**Work to complete:** Extract every line from the records below that contains the word "awarded".

**Provided data:**
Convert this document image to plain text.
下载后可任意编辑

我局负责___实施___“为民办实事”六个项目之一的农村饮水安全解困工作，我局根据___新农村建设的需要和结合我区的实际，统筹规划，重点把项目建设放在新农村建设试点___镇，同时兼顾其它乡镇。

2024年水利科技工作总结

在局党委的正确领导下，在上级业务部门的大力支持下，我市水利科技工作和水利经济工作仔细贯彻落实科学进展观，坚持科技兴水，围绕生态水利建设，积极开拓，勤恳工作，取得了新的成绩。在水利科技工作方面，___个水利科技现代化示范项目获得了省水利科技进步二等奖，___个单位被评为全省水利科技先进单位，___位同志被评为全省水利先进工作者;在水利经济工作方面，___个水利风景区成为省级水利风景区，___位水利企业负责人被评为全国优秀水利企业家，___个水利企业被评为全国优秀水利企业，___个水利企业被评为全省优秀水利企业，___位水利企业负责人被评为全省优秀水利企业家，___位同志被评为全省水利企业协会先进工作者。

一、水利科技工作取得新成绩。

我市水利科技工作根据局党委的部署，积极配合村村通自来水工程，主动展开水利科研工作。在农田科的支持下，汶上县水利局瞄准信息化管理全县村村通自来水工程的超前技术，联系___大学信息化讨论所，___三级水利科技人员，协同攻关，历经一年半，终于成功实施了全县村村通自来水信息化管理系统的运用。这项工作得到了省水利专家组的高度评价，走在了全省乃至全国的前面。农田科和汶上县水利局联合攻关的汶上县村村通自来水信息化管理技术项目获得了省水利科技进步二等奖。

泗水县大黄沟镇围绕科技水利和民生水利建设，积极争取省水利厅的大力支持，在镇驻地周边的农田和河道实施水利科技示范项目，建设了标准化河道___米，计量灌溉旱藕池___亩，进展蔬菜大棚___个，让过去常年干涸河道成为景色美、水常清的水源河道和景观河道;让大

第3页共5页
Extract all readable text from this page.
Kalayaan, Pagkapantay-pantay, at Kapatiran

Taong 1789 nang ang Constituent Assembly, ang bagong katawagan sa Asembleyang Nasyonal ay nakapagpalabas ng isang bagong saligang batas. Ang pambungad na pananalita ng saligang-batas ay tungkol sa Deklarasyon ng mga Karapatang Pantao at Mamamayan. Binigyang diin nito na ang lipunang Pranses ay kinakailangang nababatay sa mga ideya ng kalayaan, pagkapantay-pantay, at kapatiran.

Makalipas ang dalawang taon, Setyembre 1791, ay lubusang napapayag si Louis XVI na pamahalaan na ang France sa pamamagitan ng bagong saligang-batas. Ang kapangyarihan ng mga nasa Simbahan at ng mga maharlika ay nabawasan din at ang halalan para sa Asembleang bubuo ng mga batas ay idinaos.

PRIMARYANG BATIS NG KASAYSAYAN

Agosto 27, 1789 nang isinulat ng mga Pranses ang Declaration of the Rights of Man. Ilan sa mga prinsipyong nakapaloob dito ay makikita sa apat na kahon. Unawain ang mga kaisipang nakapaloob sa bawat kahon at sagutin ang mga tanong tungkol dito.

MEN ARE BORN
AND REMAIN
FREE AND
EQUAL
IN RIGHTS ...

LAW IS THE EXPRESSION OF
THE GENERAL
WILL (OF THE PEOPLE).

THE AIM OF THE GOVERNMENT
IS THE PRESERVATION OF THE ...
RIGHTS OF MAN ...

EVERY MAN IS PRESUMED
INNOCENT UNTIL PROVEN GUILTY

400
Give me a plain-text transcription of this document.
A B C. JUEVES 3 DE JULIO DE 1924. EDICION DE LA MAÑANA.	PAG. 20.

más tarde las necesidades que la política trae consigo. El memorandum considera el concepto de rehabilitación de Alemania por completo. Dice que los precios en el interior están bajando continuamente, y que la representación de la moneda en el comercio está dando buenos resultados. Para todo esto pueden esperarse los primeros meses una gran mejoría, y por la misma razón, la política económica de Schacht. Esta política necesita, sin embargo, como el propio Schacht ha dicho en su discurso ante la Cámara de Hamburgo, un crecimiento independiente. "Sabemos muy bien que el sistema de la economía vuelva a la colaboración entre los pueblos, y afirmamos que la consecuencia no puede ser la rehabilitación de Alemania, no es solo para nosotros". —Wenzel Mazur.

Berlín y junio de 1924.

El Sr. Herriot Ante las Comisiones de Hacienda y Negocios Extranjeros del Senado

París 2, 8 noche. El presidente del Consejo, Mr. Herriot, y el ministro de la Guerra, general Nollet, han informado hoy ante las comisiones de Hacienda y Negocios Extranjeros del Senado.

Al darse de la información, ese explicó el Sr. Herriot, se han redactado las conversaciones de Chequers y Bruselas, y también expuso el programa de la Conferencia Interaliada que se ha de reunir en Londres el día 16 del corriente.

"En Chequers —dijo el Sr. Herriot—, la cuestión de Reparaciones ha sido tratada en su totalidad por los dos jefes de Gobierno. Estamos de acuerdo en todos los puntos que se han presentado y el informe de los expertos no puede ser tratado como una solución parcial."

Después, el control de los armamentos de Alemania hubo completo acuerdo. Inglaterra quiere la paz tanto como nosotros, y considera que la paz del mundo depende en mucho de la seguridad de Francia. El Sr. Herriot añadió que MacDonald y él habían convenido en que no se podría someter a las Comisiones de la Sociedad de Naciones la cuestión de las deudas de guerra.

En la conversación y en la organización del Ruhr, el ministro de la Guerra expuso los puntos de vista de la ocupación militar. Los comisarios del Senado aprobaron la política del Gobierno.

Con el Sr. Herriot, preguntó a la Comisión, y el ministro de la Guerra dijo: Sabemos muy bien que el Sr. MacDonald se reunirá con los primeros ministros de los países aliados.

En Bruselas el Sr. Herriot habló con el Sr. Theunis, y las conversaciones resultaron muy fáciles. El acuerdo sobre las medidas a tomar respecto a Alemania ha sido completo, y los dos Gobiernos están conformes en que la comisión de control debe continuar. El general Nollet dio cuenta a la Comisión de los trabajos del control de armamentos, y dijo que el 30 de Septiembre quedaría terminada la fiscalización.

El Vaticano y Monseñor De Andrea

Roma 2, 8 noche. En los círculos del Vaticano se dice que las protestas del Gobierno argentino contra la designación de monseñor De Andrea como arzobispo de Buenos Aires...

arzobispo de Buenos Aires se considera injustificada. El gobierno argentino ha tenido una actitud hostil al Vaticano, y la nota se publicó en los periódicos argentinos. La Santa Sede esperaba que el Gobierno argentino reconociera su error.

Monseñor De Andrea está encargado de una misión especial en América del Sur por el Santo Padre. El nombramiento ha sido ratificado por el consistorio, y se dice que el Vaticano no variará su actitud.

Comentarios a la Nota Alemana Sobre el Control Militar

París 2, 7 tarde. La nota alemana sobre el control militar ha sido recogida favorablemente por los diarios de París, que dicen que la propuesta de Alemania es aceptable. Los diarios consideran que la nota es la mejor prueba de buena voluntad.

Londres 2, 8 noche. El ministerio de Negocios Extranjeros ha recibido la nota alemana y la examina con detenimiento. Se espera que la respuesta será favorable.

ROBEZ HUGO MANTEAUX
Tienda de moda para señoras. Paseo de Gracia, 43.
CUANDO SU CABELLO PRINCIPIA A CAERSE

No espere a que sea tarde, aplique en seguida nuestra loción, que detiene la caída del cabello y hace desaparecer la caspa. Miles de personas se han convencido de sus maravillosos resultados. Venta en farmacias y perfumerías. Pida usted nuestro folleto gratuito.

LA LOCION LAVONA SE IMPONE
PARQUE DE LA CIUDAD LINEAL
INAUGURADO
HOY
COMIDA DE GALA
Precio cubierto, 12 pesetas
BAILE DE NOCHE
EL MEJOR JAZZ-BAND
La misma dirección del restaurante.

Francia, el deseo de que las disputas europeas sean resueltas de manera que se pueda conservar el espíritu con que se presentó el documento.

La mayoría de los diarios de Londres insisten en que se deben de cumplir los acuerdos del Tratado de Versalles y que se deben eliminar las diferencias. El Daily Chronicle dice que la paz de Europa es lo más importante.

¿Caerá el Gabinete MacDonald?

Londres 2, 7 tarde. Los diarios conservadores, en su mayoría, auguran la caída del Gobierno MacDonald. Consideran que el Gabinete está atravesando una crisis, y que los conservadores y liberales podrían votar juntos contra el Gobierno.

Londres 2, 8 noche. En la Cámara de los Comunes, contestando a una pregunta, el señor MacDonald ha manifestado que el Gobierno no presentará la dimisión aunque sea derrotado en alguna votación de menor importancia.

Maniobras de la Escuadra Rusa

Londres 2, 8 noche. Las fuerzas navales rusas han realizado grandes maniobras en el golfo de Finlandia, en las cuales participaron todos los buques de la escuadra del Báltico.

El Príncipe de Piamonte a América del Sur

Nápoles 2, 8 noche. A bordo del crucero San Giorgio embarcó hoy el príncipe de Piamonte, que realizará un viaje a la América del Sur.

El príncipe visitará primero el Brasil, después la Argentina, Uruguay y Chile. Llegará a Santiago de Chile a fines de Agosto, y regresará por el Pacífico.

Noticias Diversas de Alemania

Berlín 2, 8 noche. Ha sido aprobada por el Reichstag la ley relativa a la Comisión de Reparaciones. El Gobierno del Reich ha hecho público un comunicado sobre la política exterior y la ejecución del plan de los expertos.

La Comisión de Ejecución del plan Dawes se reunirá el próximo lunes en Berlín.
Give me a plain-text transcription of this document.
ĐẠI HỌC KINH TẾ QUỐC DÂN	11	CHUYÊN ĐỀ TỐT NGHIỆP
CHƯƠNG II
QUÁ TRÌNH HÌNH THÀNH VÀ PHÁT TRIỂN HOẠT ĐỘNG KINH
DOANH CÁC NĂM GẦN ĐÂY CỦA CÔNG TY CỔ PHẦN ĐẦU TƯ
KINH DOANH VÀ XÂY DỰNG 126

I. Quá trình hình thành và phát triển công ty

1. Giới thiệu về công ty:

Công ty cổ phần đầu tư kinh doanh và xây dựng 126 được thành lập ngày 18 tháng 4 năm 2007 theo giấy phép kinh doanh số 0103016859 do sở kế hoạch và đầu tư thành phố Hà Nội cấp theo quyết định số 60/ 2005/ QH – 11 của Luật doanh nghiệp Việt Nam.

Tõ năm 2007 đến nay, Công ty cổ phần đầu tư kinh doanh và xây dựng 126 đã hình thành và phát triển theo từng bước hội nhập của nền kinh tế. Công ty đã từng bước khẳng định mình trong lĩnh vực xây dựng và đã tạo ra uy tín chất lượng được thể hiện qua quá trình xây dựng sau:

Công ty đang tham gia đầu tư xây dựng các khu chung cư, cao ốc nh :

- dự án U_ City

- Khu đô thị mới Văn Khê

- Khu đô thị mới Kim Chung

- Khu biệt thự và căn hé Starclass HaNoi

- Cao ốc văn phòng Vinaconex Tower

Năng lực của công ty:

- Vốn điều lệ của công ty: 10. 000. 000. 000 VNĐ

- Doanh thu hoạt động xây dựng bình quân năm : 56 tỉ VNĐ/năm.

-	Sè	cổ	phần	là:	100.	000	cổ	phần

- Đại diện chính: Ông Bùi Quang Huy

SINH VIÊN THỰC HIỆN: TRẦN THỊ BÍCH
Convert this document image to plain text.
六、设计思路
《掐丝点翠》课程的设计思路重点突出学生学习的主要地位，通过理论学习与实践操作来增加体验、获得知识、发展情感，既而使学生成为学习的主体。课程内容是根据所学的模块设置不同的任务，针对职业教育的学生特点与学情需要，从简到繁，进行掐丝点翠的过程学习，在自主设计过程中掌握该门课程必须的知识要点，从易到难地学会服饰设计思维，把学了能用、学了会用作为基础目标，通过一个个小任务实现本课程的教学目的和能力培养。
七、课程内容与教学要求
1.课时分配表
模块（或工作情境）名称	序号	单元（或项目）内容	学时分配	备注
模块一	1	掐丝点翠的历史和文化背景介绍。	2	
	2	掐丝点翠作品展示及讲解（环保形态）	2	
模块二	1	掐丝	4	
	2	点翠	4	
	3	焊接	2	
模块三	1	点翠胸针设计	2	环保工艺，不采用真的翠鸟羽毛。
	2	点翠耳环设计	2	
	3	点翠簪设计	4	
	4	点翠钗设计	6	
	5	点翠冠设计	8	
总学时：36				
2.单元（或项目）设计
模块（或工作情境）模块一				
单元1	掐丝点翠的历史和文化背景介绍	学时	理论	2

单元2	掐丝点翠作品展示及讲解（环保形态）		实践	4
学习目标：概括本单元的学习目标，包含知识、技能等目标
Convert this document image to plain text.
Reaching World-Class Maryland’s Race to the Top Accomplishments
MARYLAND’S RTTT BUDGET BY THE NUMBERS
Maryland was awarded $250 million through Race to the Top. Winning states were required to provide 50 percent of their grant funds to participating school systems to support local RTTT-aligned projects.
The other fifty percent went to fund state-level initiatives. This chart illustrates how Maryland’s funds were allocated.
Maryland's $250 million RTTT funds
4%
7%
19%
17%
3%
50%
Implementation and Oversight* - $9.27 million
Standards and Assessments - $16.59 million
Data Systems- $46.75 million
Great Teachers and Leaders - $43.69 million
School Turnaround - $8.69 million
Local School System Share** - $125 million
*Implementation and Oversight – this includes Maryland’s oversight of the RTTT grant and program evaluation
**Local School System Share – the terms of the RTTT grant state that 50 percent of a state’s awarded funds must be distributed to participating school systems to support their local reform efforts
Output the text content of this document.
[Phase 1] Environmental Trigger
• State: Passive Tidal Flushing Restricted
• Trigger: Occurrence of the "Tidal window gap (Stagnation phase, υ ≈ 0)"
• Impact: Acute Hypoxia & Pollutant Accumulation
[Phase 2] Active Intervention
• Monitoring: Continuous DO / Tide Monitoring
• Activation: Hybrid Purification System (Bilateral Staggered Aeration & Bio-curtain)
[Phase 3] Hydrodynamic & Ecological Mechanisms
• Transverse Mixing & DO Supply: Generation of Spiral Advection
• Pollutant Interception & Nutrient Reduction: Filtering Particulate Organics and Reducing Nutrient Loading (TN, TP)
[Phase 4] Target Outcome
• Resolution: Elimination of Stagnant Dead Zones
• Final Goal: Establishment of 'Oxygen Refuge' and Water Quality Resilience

**Final result:**
Maryland was awarded $250 million through Race to the Top. Winning states were required to provide 50 percent of their grant funds to participating school systems to support local RTTT-aligned projects.
**Local School System Share – the terms of the RTTT grant state that 50 percent of a state’s awarded funds must be distributed to participating school systems to support their local reform efforts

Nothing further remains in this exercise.